_GIVEN PROBLEM_
What number of lines hold the word "title"? State that number and nothing besides.
+ + +
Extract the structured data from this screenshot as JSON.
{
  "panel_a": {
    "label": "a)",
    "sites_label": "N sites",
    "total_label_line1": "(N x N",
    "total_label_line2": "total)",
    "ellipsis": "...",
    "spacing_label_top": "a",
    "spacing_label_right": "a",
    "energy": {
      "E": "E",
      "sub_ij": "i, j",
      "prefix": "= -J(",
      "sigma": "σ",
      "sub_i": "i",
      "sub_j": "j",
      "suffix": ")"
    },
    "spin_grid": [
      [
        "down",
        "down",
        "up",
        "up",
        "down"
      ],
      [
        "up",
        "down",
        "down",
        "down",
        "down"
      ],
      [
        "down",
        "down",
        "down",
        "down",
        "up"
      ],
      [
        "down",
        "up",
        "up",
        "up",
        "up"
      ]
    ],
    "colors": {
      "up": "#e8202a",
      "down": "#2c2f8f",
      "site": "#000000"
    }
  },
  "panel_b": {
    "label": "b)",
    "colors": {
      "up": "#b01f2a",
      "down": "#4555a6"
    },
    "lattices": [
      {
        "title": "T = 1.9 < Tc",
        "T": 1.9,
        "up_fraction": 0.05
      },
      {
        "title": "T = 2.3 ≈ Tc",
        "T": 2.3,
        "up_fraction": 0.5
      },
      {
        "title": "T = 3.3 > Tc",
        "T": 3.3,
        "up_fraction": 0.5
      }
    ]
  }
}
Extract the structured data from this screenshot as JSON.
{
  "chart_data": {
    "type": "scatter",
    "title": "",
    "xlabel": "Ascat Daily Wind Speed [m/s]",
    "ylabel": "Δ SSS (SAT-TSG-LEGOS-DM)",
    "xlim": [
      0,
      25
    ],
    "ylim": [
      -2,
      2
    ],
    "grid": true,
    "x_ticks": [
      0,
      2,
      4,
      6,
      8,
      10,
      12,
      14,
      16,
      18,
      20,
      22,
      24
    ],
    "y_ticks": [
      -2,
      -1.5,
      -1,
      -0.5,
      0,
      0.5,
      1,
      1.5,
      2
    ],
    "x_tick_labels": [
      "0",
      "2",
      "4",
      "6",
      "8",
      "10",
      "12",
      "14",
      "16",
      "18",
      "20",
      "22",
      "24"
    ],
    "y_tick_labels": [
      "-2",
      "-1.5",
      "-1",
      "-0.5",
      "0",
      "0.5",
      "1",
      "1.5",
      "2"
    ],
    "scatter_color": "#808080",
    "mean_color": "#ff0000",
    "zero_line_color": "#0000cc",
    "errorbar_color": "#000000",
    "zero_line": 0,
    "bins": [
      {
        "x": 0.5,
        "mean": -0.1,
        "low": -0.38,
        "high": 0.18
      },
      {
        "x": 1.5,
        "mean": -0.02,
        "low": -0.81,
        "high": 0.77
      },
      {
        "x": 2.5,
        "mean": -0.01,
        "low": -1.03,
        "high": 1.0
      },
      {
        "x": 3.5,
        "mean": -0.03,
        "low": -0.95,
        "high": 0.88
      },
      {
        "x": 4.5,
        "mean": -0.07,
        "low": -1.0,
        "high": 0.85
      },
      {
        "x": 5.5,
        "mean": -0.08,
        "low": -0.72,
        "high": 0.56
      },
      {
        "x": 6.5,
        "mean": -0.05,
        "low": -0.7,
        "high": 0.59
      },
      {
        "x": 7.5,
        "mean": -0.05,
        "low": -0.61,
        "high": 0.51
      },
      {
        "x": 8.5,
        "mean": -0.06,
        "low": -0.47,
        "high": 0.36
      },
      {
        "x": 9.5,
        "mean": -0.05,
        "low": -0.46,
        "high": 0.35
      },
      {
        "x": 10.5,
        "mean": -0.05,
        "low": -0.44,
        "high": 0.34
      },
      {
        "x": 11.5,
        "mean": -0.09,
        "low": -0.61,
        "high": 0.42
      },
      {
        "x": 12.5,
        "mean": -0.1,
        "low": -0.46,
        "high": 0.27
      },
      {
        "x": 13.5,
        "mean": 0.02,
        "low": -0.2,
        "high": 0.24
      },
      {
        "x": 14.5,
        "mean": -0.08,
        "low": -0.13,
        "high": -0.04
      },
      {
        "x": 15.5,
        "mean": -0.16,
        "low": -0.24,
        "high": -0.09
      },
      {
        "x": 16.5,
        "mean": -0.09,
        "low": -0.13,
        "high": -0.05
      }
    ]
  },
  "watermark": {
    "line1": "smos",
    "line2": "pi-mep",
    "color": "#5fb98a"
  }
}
+ + +
_EXERCISE SOLUTION_
4